EXERCISE: Give exactly the lines from the one with "Transcribe the text in this document." through the final line of the listing below, both included, leaving out any pictures.
* * * * * * * * *
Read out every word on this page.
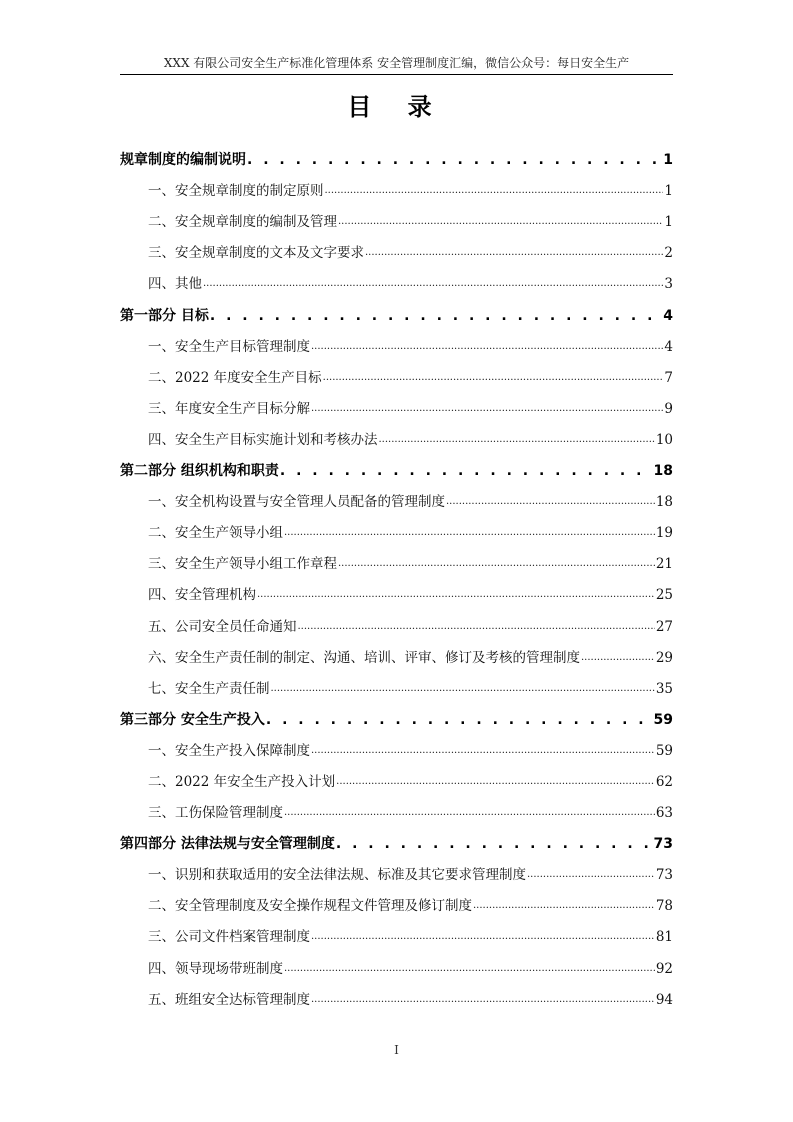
XXX 有限公司安全生产标准化管理体系 安全管理制度汇编，微信公众号：每日安全生产
目 录
规章制度的编制说明 . . .	1
一、安全规章制度的制定原则 .....	1
二、安全规章制度的编制及管理 .....	1
三、安全规章制度的文本及文字要求 .....	2
四、其他 .....	3
第一部分 目标 . . .	4
一、安全生产目标管理制度 .....	4
二、2022 年度安全生产目标 .....	7
三、年度安全生产目标分解 .....	9
四、安全生产目标实施计划和考核办法 .....	10
第二部分 组织机构和职责 . . .	18
一、安全机构设置与安全管理人员配备的管理制度 .....	18
二、安全生产领导小组 .....	19
三、安全生产领导小组工作章程 .....	21
四、安全管理机构 .....	25
五、公司安全员任命通知 .....	27
六、安全生产责任制的制定、沟通、培训、评审、修订及考核的管理制度 .....	29
七、安全生产责任制 .....	35
第三部分 安全生产投入 . . .	59
一、安全生产投入保障制度 .....	59
二、2022 年安全生产投入计划 .....	62
三、工伤保险管理制度 .....	63
第四部分 法律法规与安全管理制度 . . .	73
一、识别和获取适用的安全法律法规、标准及其它要求管理制度 .....	73
二、安全管理制度及安全操作规程文件管理及修订制度 .....	78
三、公司文件档案管理制度 .....	81
四、领导现场带班制度 .....	92
五、班组安全达标管理制度 .....	94
I
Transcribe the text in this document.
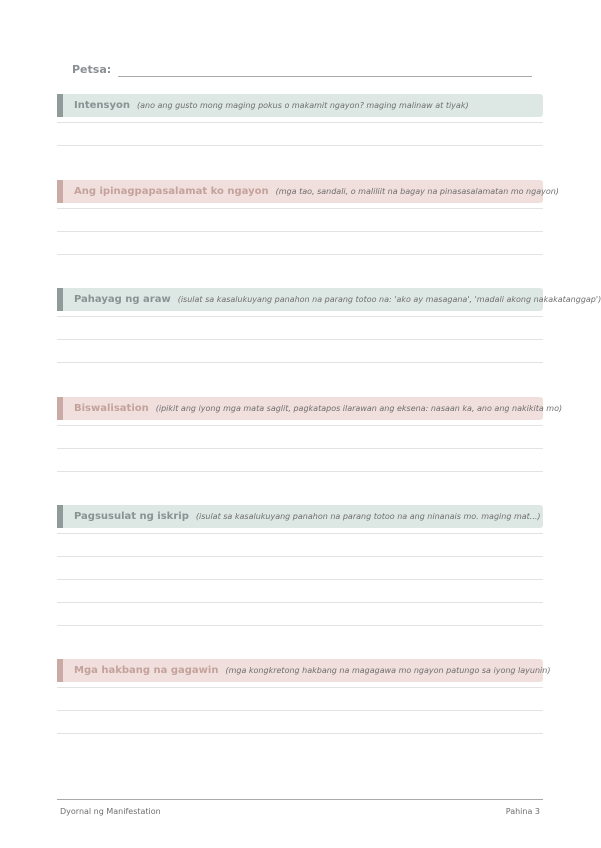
Petsa:
Intensyon (ano ang gusto mong maging pokus o makamit ngayon? maging malinaw at tiyak)
Ang ipinagpapasalamat ko ngayon (mga tao, sandali, o maliliit na bagay na pinasasalamatan mo ngayon)
Pahayag ng araw (isulat sa kasalukuyang panahon na parang totoo na: 'ako ay masagana', 'madali akong nakakatanggap')
Biswalisation (ipikit ang iyong mga mata saglit, pagkatapos ilarawan ang eksena: nasaan ka, ano ang nakikita mo)
Pagsusulat ng iskrip (isulat sa kasalukuyang panahon na parang totoo na ang ninanais mo. maging mat...)
Mga hakbang na gagawin (mga kongkretong hakbang na magagawa mo ngayon patungo sa iyong layunin)
Dyornal ng Manifestation	Pahina 3
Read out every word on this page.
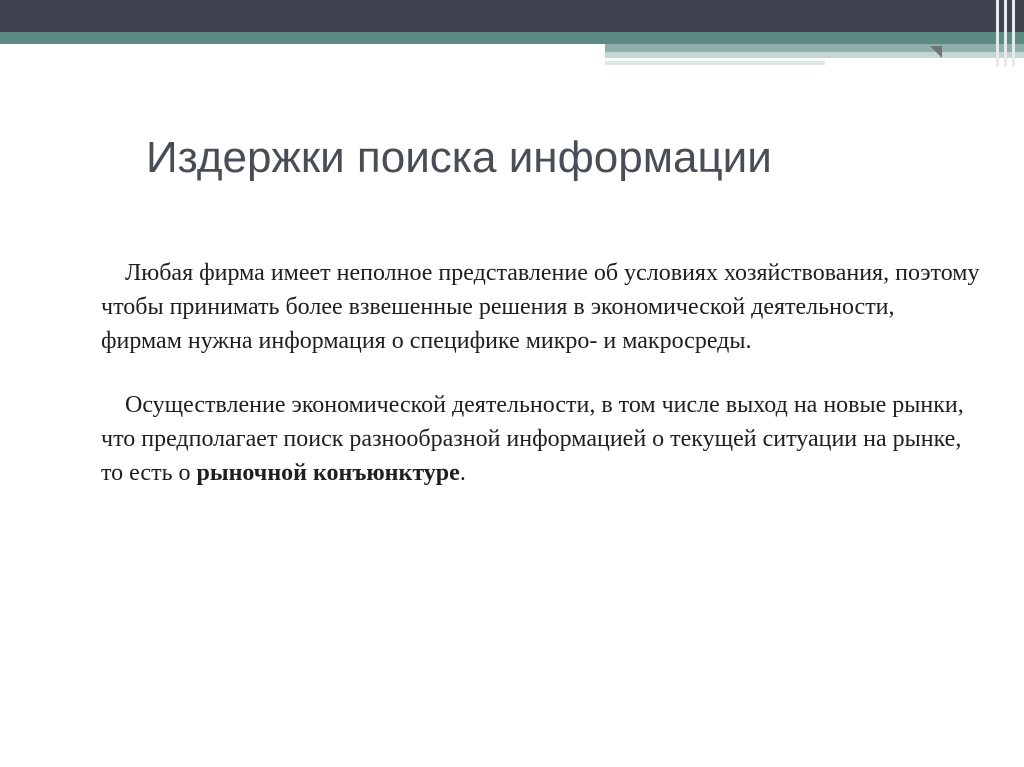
Издержки поиска информации

Любая фирма имеет неполное представление об условиях хозяйствования, поэтому чтобы принимать более взвешенные решения в экономической деятельности, фирмам нужна информация о специфике микро- и макросреды.

Осуществление экономической деятельности, в том числе выход на новые рынки, что предполагает поиск разнообразной информацией о текущей ситуации на рынке, то есть о рыночной конъюнктуре.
* * * * * * * * *
ANSWER:
Transcribe the text in this document.
Petsa:
Intensyon (ano ang gusto mong maging pokus o makamit ngayon? maging malinaw at tiyak)
Ang ipinagpapasalamat ko ngayon (mga tao, sandali, o maliliit na bagay na pinasasalamatan mo ngayon)
Pahayag ng araw (isulat sa kasalukuyang panahon na parang totoo na: 'ako ay masagana', 'madali akong nakakatanggap')
Biswalisation (ipikit ang iyong mga mata saglit, pagkatapos ilarawan ang eksena: nasaan ka, ano ang nakikita mo)
Pagsusulat ng iskrip (isulat sa kasalukuyang panahon na parang totoo na ang ninanais mo. maging mat...)
Mga hakbang na gagawin (mga kongkretong hakbang na magagawa mo ngayon patungo sa iyong layunin)
Dyornal ng Manifestation	Pahina 3
Read out every word on this page.
Издержки поиска информации

Любая фирма имеет неполное представление об условиях хозяйствования, поэтому чтобы принимать более взвешенные решения в экономической деятельности, фирмам нужна информация о специфике микро- и макросреды.

Осуществление экономической деятельности, в том числе выход на новые рынки, что предполагает поиск разнообразной информацией о текущей ситуации на рынке, то есть о рыночной конъюнктуре.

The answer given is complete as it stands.